Layout annotation records:
+ + +
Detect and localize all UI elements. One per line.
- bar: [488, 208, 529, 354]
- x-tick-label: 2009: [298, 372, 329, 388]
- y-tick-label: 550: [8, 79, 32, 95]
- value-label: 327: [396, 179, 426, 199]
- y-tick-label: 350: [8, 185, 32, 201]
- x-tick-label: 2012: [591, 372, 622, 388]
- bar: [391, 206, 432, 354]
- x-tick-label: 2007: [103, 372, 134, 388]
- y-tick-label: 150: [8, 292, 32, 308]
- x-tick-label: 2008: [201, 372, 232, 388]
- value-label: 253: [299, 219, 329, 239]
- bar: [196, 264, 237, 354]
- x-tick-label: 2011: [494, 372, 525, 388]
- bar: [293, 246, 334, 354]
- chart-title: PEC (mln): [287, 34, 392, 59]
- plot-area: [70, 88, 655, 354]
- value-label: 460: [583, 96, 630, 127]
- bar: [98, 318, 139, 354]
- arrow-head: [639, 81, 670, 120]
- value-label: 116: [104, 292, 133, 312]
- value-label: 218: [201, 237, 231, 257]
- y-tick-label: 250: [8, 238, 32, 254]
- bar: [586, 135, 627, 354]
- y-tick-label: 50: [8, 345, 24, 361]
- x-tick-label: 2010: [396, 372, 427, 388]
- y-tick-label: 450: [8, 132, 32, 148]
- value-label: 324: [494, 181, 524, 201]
+ + +
→ **The task**: Can you quote the records word for word, from their first line up to and including the line that contains "- y-tick-label: 150: [8, 292, 32, 308]"?

→ **Answer for the task**:
Detect and localize all UI elements. One per line.
- bar: [488, 208, 529, 354]
- x-tick-label: 2009: [298, 372, 329, 388]
- y-tick-label: 550: [8, 79, 32, 95]
- value-label: 327: [396, 179, 426, 199]
- y-tick-label: 350: [8, 185, 32, 201]
- x-tick-label: 2012: [591, 372, 622, 388]
- bar: [391, 206, 432, 354]
- x-tick-label: 2007: [103, 372, 134, 388]
- y-tick-label: 150: [8, 292, 32, 308]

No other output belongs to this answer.